Passage given:
[SIGCIS-Members] NY Review of Books: The Imitation Game -- a question

Alberts, Gerard G.Alberts at uva.nl
Mon Dec 22 10:07:46 PST 2014


Dear Dave,
let us ask Edgar Daylight what he has to say on this. He and I did work on precisely this question for a while, but our findings did not yet reach the stage of formal publication. Basically the impression is that the Perlis and Carr gang, busy in creating a venue for exchange of software ideas (Communications of the ACM), went on to create a professional identity. Part of such effort, of course, is to name one's heroes. Probably from the US perspective pointing at the Englishman Turing was a safe choice. There is no indication that Turing was in any way the cult figure he is today.
Edgar's bold entry question at the time was how many of the Turing awardees would have actually read the work of Turing.

An exceptionally early, and to my knowledge the earliest explicit computer science continuation on Turing's 1936 article is by E.F. Moore, 'A simplified universal Turing machine', in Proceedings of the Association for Computing Machinery; Meeting at Toronto, Ont. Sept 8-10, 1952 (Washington, ACM, 1952), 50-55.

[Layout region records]
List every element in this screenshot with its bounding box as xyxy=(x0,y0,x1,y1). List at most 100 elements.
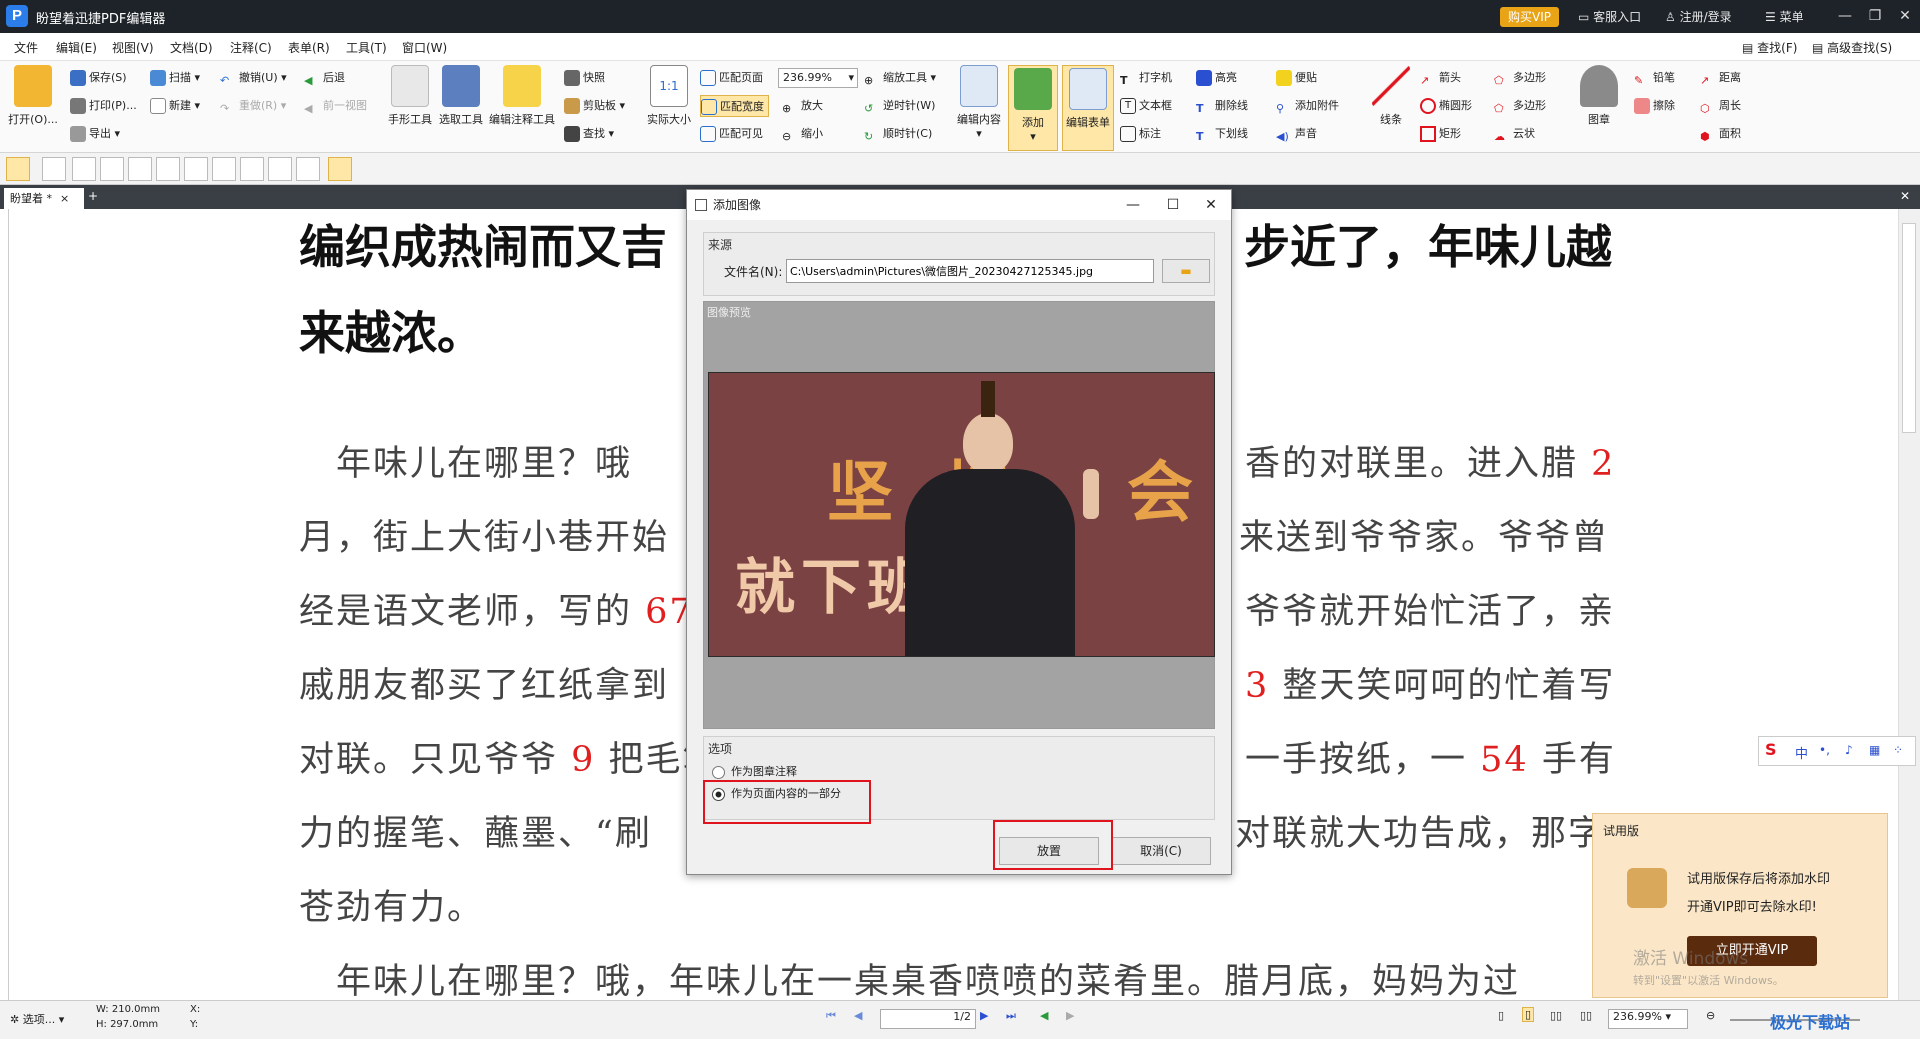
distance-button[interactable]: ↗ 距离 xyxy=(1700,67,1741,89)
dialog-minimize-button[interactable]: — xyxy=(1113,190,1153,220)
cover-icon[interactable]: ▯▯ xyxy=(1580,1009,1592,1022)
vertical-scrollbar[interactable] xyxy=(1898,209,1920,1000)
polyline-button[interactable]: ⬠ 多边形 xyxy=(1494,95,1546,117)
typewriter-button[interactable]: T 打字机 xyxy=(1120,67,1172,89)
actual-size-button[interactable]: 1:1 实际大小 xyxy=(644,65,694,127)
forward-view-icon[interactable]: ▶ xyxy=(1066,1009,1074,1022)
edit-content-button[interactable]: 编辑内容 ▾ xyxy=(954,65,1004,140)
textbox-button[interactable]: T 文本框 xyxy=(1120,95,1172,117)
select-tool-button[interactable]: 选取工具 xyxy=(436,65,486,127)
fit-page-button[interactable]: 匹配页面 xyxy=(700,67,763,89)
grid-icon[interactable]: ⁘ xyxy=(1893,743,1903,757)
menu-comment[interactable]: 注释(C) xyxy=(230,39,272,56)
ime-lang[interactable]: 中 xyxy=(1795,743,1808,762)
first-page-icon[interactable]: ⏮ xyxy=(826,1009,836,1023)
menu-document[interactable]: 文档(D) xyxy=(170,39,213,56)
align-icon[interactable] xyxy=(328,157,352,181)
radio-unchecked-icon[interactable] xyxy=(712,765,725,779)
radio-icon[interactable] xyxy=(100,157,124,181)
find-tool-button[interactable]: 查找 ▾ xyxy=(564,123,614,145)
menu-form[interactable]: 表单(R) xyxy=(288,39,330,56)
status-zoom-combo[interactable]: 236.99% ▾ xyxy=(1608,1009,1688,1029)
button-field-icon[interactable] xyxy=(184,157,208,181)
snapshot-button[interactable]: 快照 xyxy=(564,67,605,89)
note-button[interactable]: 便贴 xyxy=(1276,67,1317,89)
hand-tool-button[interactable]: 手形工具 xyxy=(384,65,436,127)
last-page-icon[interactable]: ⏭ xyxy=(1006,1009,1016,1023)
export-button[interactable]: 导出 ▾ xyxy=(70,123,120,145)
options-button[interactable]: ✲ 选项... ▾ xyxy=(10,1011,64,1027)
save-button[interactable]: 保存(S) xyxy=(70,67,127,89)
listbox-icon[interactable] xyxy=(128,157,152,181)
barcode-icon[interactable] xyxy=(240,157,264,181)
filename-input[interactable] xyxy=(786,259,1154,283)
scrollbar-thumb[interactable] xyxy=(1902,223,1916,433)
stamp-button[interactable]: 图章 xyxy=(1574,65,1624,127)
add-tab-icon[interactable]: + xyxy=(88,189,98,203)
back-button[interactable]: ◀ 后退 xyxy=(304,67,345,89)
polygon-button[interactable]: ⬠ 多边形 xyxy=(1494,67,1546,89)
strikeout-button[interactable]: T 删除线 xyxy=(1196,95,1248,117)
ime-toolbar[interactable]: S 中 •, ♪ ▦ ⁘ xyxy=(1758,736,1916,766)
sound-button[interactable]: ◀) 声音 xyxy=(1276,123,1317,145)
zoom-out-icon[interactable]: ⊖ xyxy=(1706,1009,1715,1022)
area-button[interactable]: ⬢ 面积 xyxy=(1700,123,1741,145)
text-field-icon[interactable] xyxy=(42,157,66,181)
menu-window[interactable]: 窗口(W) xyxy=(402,39,447,56)
menu-tools[interactable]: 工具(T) xyxy=(346,39,387,56)
mic-icon[interactable]: ♪ xyxy=(1845,743,1853,757)
dialog-close-button[interactable]: ✕ xyxy=(1191,190,1231,220)
zoom-out-button[interactable]: ⊖ 缩小 xyxy=(782,123,823,145)
close-all-icon[interactable]: ✕ xyxy=(1900,189,1910,203)
zoom-combo[interactable]: 236.99% ▾ xyxy=(778,68,858,88)
fit-visible-button[interactable]: 匹配可见 xyxy=(700,123,763,145)
advanced-find-button[interactable]: ▤ 高级查找(S) xyxy=(1812,39,1892,56)
menu-file[interactable]: 文件 xyxy=(14,39,38,56)
print-button[interactable]: 打印(P)... xyxy=(70,95,137,117)
prev-view-button[interactable]: ◀ 前一视图 xyxy=(304,95,367,117)
facing-icon[interactable]: ▯▯ xyxy=(1550,1009,1562,1022)
login-link[interactable]: ♙ 注册/登录 xyxy=(1665,8,1732,25)
edit-form-button[interactable]: 编辑表单 xyxy=(1062,65,1114,151)
rotate-cw-button[interactable]: ↻ 顺时针(C) xyxy=(864,123,932,145)
cancel-button[interactable]: 取消(C) xyxy=(1111,837,1211,865)
close-button[interactable]: ✕ xyxy=(1890,2,1920,30)
pointer-icon[interactable] xyxy=(6,157,30,181)
page-input[interactable]: 1/2 xyxy=(880,1009,976,1029)
signature-icon[interactable] xyxy=(212,157,236,181)
menu-edit[interactable]: 编辑(E) xyxy=(56,39,97,56)
punctuation-icon[interactable]: •, xyxy=(1819,743,1830,757)
add-button[interactable]: 添加 ▾ xyxy=(1008,65,1058,151)
fit-width-button[interactable]: 匹配宽度 xyxy=(700,95,769,117)
new-button[interactable]: 新建 ▾ xyxy=(150,95,200,117)
back-view-icon[interactable]: ◀ xyxy=(1040,1009,1048,1022)
arrow-button[interactable]: ↗ 箭头 xyxy=(1420,67,1461,89)
browse-folder-button[interactable]: ▬ xyxy=(1162,259,1210,283)
buy-vip-button[interactable]: 购买VIP xyxy=(1500,7,1559,27)
rect-button[interactable]: 矩形 xyxy=(1420,123,1461,145)
highlight-button[interactable]: 高亮 xyxy=(1196,67,1237,89)
undo-button[interactable]: ↶ 撤销(U) ▾ xyxy=(220,67,287,89)
option-stamp[interactable]: 作为图章注释 xyxy=(712,763,797,779)
zoom-tool-button[interactable]: ⊕ 缩放工具 ▾ xyxy=(864,67,936,89)
attach-button[interactable]: ⚲ 添加附件 xyxy=(1276,95,1339,117)
minimize-button[interactable]: — xyxy=(1830,2,1860,30)
menu-link[interactable]: ☰ 菜单 xyxy=(1765,8,1804,25)
redo-button[interactable]: ↷ 重做(R) ▾ xyxy=(220,95,286,117)
line-button[interactable]: 线条 xyxy=(1366,65,1416,127)
scan-button[interactable]: 扫描 ▾ xyxy=(150,67,200,89)
menu-view[interactable]: 视图(V) xyxy=(112,39,154,56)
pencil-button[interactable]: ✎ 铅笔 xyxy=(1634,67,1675,89)
eraser-button[interactable]: 擦除 xyxy=(1634,95,1675,117)
rotate-ccw-button[interactable]: ↺ 逆时针(W) xyxy=(864,95,935,117)
date-icon[interactable] xyxy=(268,157,292,181)
ellipse-button[interactable]: 椭圆形 xyxy=(1420,95,1472,117)
continuous-icon[interactable]: ▯ xyxy=(1522,1007,1535,1022)
maximize-button[interactable]: ❐ xyxy=(1860,2,1890,30)
single-page-icon[interactable]: ▯ xyxy=(1498,1009,1504,1022)
perimeter-button[interactable]: ⬡ 周长 xyxy=(1700,95,1741,117)
image-field-icon[interactable] xyxy=(296,157,320,181)
zoom-in-button[interactable]: ⊕ 放大 xyxy=(782,95,823,117)
checkbox-icon[interactable] xyxy=(72,157,96,181)
open-button[interactable]: 打开(O)... xyxy=(4,65,62,127)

Tasks:
1. Using the message about Turing, say whether each statement agrees with it. For each, answer yes or no and quote the exact words that decide it.
(a) Alberts and Edgar Daylight have formally published what they found on this question.
(b) As far as the writer knows, E.F. Moore wrote the earliest explicit computer science follow-up to Turing's 1936 article.
(c) Turing was already the cult figure back then that he is today.
2. Pick up the message about Turing after its last sentence and continue it.

Answers below:
1.
(a) No: "our findings did not yet reach the stage of formal publication."
(b) Yes: "to my knowledge the earliest explicit computer science continuation on Turing's 1936 article is by E.F. Moore."
(c) No: "There is no indication that Turing was in any way the cult figure he is today."

2.
Christmas thoughts,
Gerard

________________________________________
Van: members-bounces at sigcis.org [members-bounces at sigcis.org] namens Dave Walden [dave.walden.family at gmail.com]
Verzonden: maandag 22 december 2014 17:39
Aan: Dag Spicer; members
Onderwerp: [SIGCIS-Members] NY Review of Books: The Imitation Game -- a question

Hi,
With all this emphasis on Turing these days, including the 100th
anniversary celebration a couple of years ago and opinions about how
fundamental Turing was to how much that came later, I am curious if
anyone knows what the ACM people were thinking when they named their
award after Turing only a decade or so after his death.  Did they
already see him as important historically as he is seen today? Did
they think he had been a brilliant many whose life ended badly and
who thus deserved memorializing?  ...?  I suppose there may have been
some writing in the CACM when the award was named or first awarded,
and I can go try to find that.  In any case, I am wondering if anyone
knows what the committee members (or whomever) who decided on this
name for the award were thinking.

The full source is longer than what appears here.